Required work
All lines of the listing that contain "Drexler" should be shown in full.

Dataset content
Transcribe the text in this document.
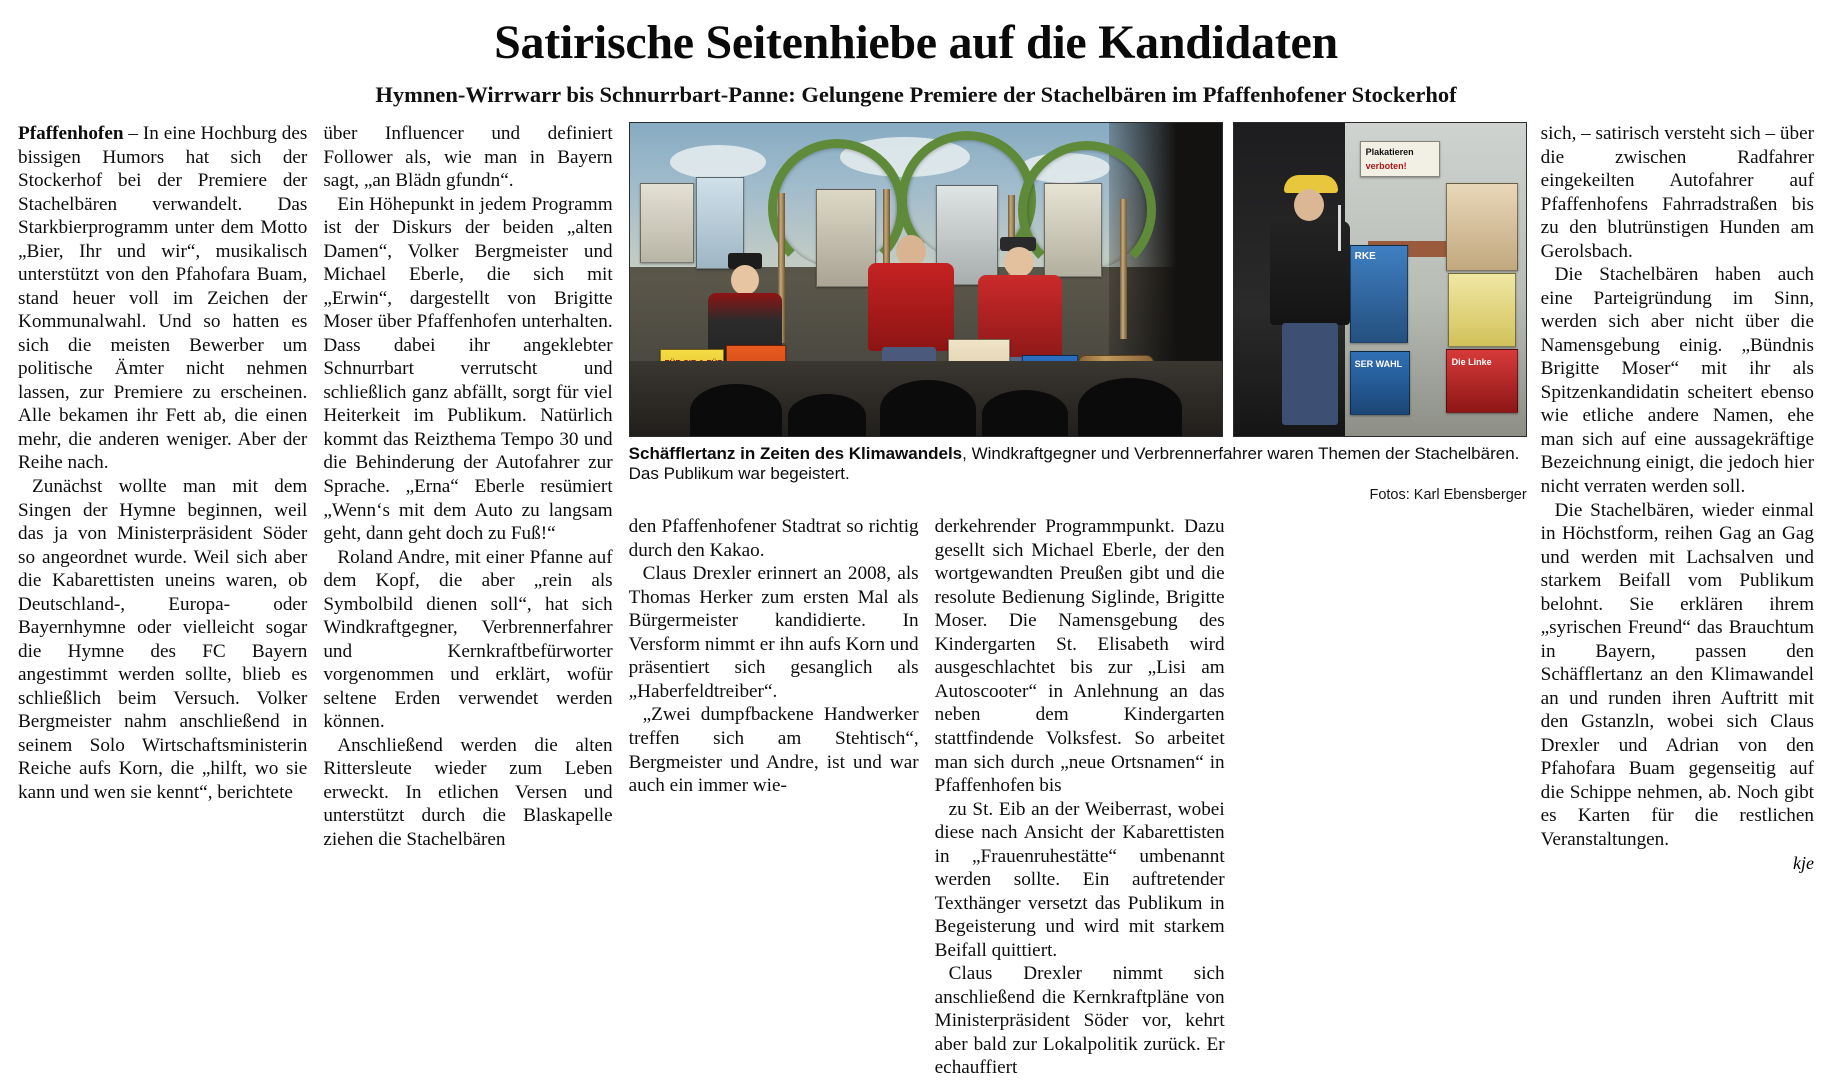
Satirische Seitenhiebe auf die Kandidaten
Hymnen-Wirrwarr bis Schnurrbart-Panne: Gelungene Premiere der Stachelbären im Pfaffenhofener Stockerhof

Pfaffenhofen – In eine Hochburg des bissigen Humors hat sich der Stockerhof bei der Premiere der Stachelbären verwandelt. Das Starkbierprogramm unter dem Motto „Bier, Ihr und wir“, musikalisch unterstützt von den Pfahofara Buam, stand heuer voll im Zeichen der Kommunalwahl. Und so hatten es sich die meisten Bewerber um politische Ämter nicht nehmen lassen, zur Premiere zu erscheinen. Alle bekamen ihr Fett ab, die einen mehr, die anderen weniger. Aber der Reihe nach.

Zunächst wollte man mit dem Singen der Hymne beginnen, weil das ja von Ministerpräsident Söder so angeordnet wurde. Weil sich aber die Kabarettisten uneins waren, ob Deutschland-, Europa- oder Bayernhymne oder vielleicht sogar die Hymne des FC Bayern angestimmt werden sollte, blieb es schließlich beim Versuch. Volker Bergmeister nahm anschließend in seinem Solo Wirtschaftsministerin Reiche aufs Korn, die „hilft, wo sie kann und wen sie kennt“, berichtete

über Influencer und definiert Follower als, wie man in Bayern sagt, „an Blädn gfundn“.

Ein Höhepunkt in jedem Programm ist der Diskurs der beiden „alten Damen“, Volker Bergmeister und Michael Eberle, die sich mit „Erwin“, dargestellt von Brigitte Moser über Pfaffenhofen unterhalten. Dass dabei ihr angeklebter Schnurrbart verrutscht und schließlich ganz abfällt, sorgt für viel Heiterkeit im Publikum. Natürlich kommt das Reizthema Tempo 30 und die Behinderung der Autofahrer zur Sprache. „Erna“ Eberle resümiert „Wenn‘s mit dem Auto zu langsam geht, dann geht doch zu Fuß!“

Roland Andre, mit einer Pfanne auf dem Kopf, die aber „rein als Symbolbild dienen soll“, hat sich Windkraftgegner, Verbrennerfahrer und Kernkraftbefürworter vorgenommen und erklärt, wofür seltene Erden verwendet werden können.

Anschließend werden die alten Rittersleute wieder zum Leben erweckt. In etlichen Versen und unterstützt durch die Blaskapelle ziehen die Stachelbären

Plakatieren
verboten!
Die Linke
RKE
SER WAHL
Schäfflertanz in Zeiten des Klimawandels, Windkraftgegner und Verbrennerfahrer waren Themen der Stachelbären. Das Publikum war begeistert.
Fotos: Karl Ebensberger

den Pfaffenhofener Stadtrat so richtig durch den Kakao.

Claus Drexler erinnert an 2008, als Thomas Herker zum ersten Mal als Bürgermeister kandidierte. In Versform nimmt er ihn aufs Korn und präsentiert sich gesanglich als „Haberfeldtreiber“.

„Zwei dumpfbackene Handwerker treffen sich am Stehtisch“, Bergmeister und Andre, ist und war auch ein immer wie-

derkehrender Programmpunkt. Dazu gesellt sich Michael Eberle, der den wortgewandten Preußen gibt und die resolute Bedienung Siglinde, Brigitte Moser. Die Namensgebung des Kindergarten St. Elisabeth wird ausgeschlachtet bis zur „Lisi am Autoscooter“ in Anlehnung an das neben dem Kindergarten stattfindende Volksfest. So arbeitet man sich durch „neue Ortsnamen“ in Pfaffenhofen bis

zu St. Eib an der Weiberrast, wobei diese nach Ansicht der Kabarettisten in „Frauenruhestätte“ umbenannt werden sollte. Ein auftretender Texthänger versetzt das Publikum in Begeisterung und wird mit starkem Beifall quittiert.

Claus Drexler nimmt sich anschließend die Kernkraftpläne von Ministerpräsident Söder vor, kehrt aber bald zur Lokalpolitik zurück. Er echauffiert

sich, – satirisch versteht sich – über die zwischen Radfahrer eingekeilten Autofahrer auf Pfaffenhofens Fahrradstraßen bis zu den blutrünstigen Hunden am Gerolsbach.

Die Stachelbären haben auch eine Parteigründung im Sinn, werden sich aber nicht über die Namensgebung einig. „Bündnis Brigitte Moser“ mit ihr als Spitzenkandidatin scheitert ebenso wie etliche andere Namen, ehe man sich auf eine aussagekräftige Bezeichnung einigt, die jedoch hier nicht verraten werden soll.

Die Stachelbären, wieder einmal in Höchstform, reihen Gag an Gag und werden mit Lachsalven und starkem Beifall vom Publikum belohnt. Sie erklären ihrem „syrischen Freund“ das Brauchtum in Bayern, passen den Schäfflertanz an den Klimawandel an und runden ihren Auftritt mit den Gstanzln, wobei sich Claus Drexler und Adrian von den Pfahofara Buam gegenseitig auf die Schippe nehmen, ab. Noch gibt es Karten für die restlichen Veranstaltungen.

kje
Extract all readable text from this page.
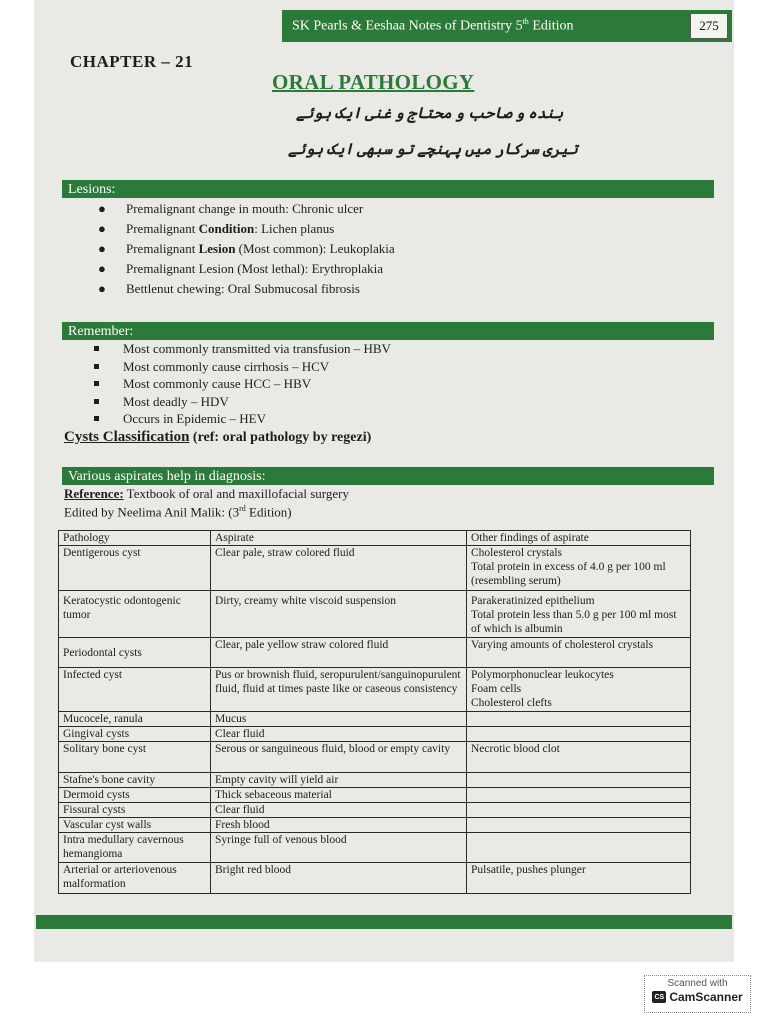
SK Pearls & Eeshaa Notes of Dentistry 5th Edition	275
CHAPTER – 21
ORAL PATHOLOGY
بندہ و صاحب و محتاج و غنی ایک ہوئے
تیری سرکار میں پہنچے تو سبھی ایک ہوئے
Lesions:
● Premalignant change in mouth: Chronic ulcer
● Premalignant Condition: Lichen planus
● Premalignant Lesion (Most common): Leukoplakia
● Premalignant Lesion (Most lethal): Erythroplakia
● Bettlenut chewing: Oral Submucosal fibrosis
Remember:
Most commonly transmitted via transfusion – HBV
Most commonly cause cirrhosis – HCV
Most commonly cause HCC – HBV
Most deadly – HDV
Occurs in Epidemic – HEV
Cysts Classification (ref: oral pathology by regezi)
Various aspirates help in diagnosis:
Reference: Textbook of oral and maxillofacial surgery
Edited by Neelima Anil Malik: (3rd Edition)
Pathology	Aspirate	Other findings of aspirate
Dentigerous cyst	Clear pale, straw colored fluid	Cholesterol crystals
Total protein in excess of 4.0 g per 100 ml (resembling serum)
Keratocystic odontogenic tumor	Dirty, creamy white viscoid suspension	Parakeratinized epithelium
Total protein less than 5.0 g per 100 ml most of which is albumin
Periodontal cysts	Clear, pale yellow straw colored fluid	Varying amounts of cholesterol crystals
Infected cyst	Pus or brownish fluid, seropurulent/sanguinopurulent fluid, fluid at times paste like or caseous consistency	Polymorphonuclear leukocytes
Foam cells
Cholesterol clefts
Mucocele, ranula	Mucus	
Gingival cysts	Clear fluid	
Solitary bone cyst	Serous or sanguineous fluid, blood or empty cavity	Necrotic blood clot
Stafne's bone cavity	Empty cavity will yield air	
Dermoid cysts	Thick sebaceous material	
Fissural cysts	Clear fluid	
Vascular cyst walls	Fresh blood	
Intra medullary cavernous hemangioma	Syringe full of venous blood	
Arterial or arteriovenous malformation	Bright red blood	Pulsatile, pushes plunger
Scanned with
CS CamScanner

Your solution
Claus Drexler erinnert an 2008, als Thomas Herker zum ersten Mal als Bürgermeister kandidierte. In Versform nimmt er ihn aufs Korn und präsentiert sich gesanglich als „Haberfeldtreiber“.
Claus Drexler nimmt sich anschließend die Kernkraftpläne von Ministerpräsident Söder vor, kehrt aber bald zur Lokalpolitik zurück. Er echauffiert
Die Stachelbären, wieder einmal in Höchstform, reihen Gag an Gag und werden mit Lachsalven und starkem Beifall vom Publikum belohnt. Sie erklären ihrem „syrischen Freund“ das Brauchtum in Bayern, passen den Schäfflertanz an den Klimawandel an und runden ihren Auftritt mit den Gstanzln, wobei sich Claus Drexler und Adrian von den Pfahofara Buam gegenseitig auf die Schippe nehmen, ab. Noch gibt es Karten für die restlichen Veranstaltungen.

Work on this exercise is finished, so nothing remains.